**Work to complete**
Transcribe the entries that follow, every word as written, and drop the pictures.

**Recorded data**
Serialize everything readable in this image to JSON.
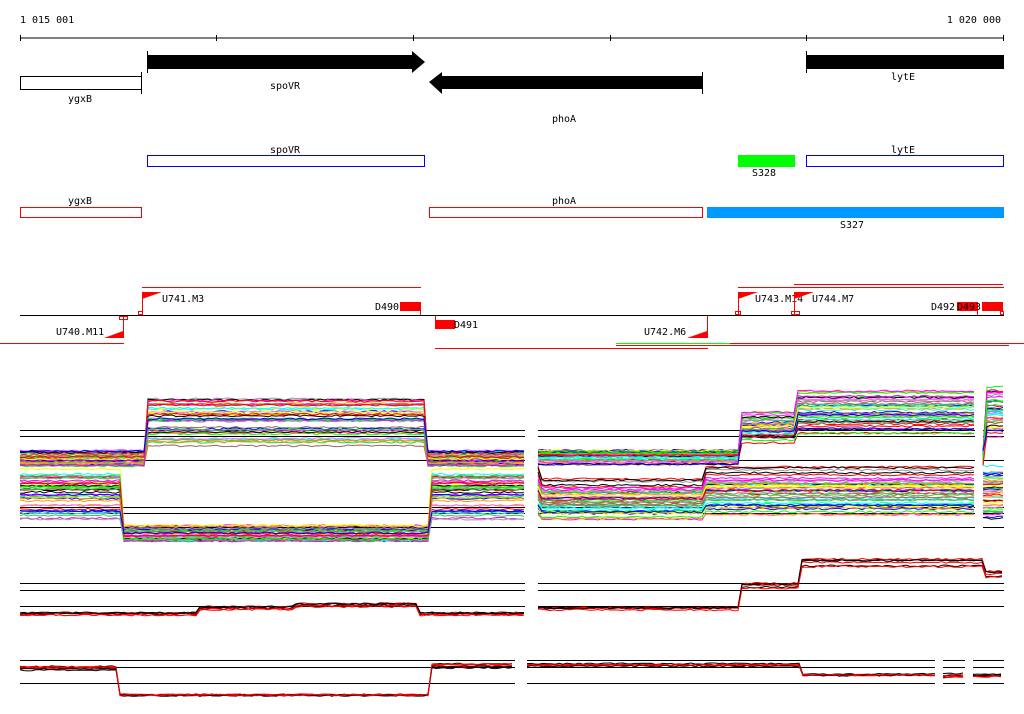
{
  "ruler": {
    "start_label": "1 015 001",
    "end_label": "1 020 000"
  },
  "genes": {
    "spoVR": "spoVR",
    "phoA": "phoA",
    "lytE": "lytE",
    "ygxB": "ygxB"
  },
  "blue_track": {
    "spoVR": "spoVR",
    "lytE": "lytE",
    "S328": "S328"
  },
  "red_track": {
    "ygxB": "ygxB",
    "phoA": "phoA",
    "S327": "S327"
  },
  "sites": {
    "U740": "U740.M11",
    "U741": "U741.M3",
    "D490": "D490",
    "D491": "D491",
    "U742": "U742.M6",
    "U743": "U743.M14",
    "U744": "U744.M7",
    "D492": "D492",
    "D493": "D493"
  },
  "colors": {
    "gene": "#000000",
    "blue_box": "#0000ff",
    "red_box": "#ff0000",
    "S328": "#00ff00",
    "S327": "#0099ff",
    "site": "#ff0000"
  },
  "profile_palette": [
    "#ff00ff",
    "#00ff00",
    "#ff0000",
    "#0000ff",
    "#00ffff",
    "#ff9900",
    "#999999",
    "#996666",
    "#ffff00",
    "#000000",
    "#ff66ff",
    "#33cc33"
  ]
}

**Response to this task**
Serialize everything readable in this image to JSON.
{
  "ruler": {
    "start_label": "1 015 001",
    "end_label": "1 020 000"
  },
  "genes": {
    "spoVR": "spoVR",
    "phoA": "phoA",
    "lytE": "lytE",
    "ygxB": "ygxB"
  },
  "blue_track": {
    "spoVR": "spoVR",
    "lytE": "lytE",
    "S328": "S328"
  },
  "red_track": {
    "ygxB": "ygxB",
    "phoA": "phoA",
    "S327": "S327"
  },
  "sites": {
    "U740": "U740.M11",
    "U741": "U741.M3",
    "D490": "D490",
    "D491": "D491",
    "U742": "U742.M6",
    "U743": "U743.M14",
    "U744": "U744.M7",
    "D492": "D492",
    "D493": "D493"
  },
  "colors": {
    "gene": "#000000",
    "blue_box": "#0000ff",
    "red_box": "#ff0000",
    "S328": "#00ff00",
    "S327": "#0099ff",
    "site": "#ff0000"
  },
  "profile_palette": [
    "#ff00ff",
    "#00ff00",
    "#ff0000",
    "#0000ff",
    "#00ffff",
    "#ff9900",
    "#999999",
    "#996666",
    "#ffff00",
    "#000000",
    "#ff66ff",
    "#33cc33"
  ]
}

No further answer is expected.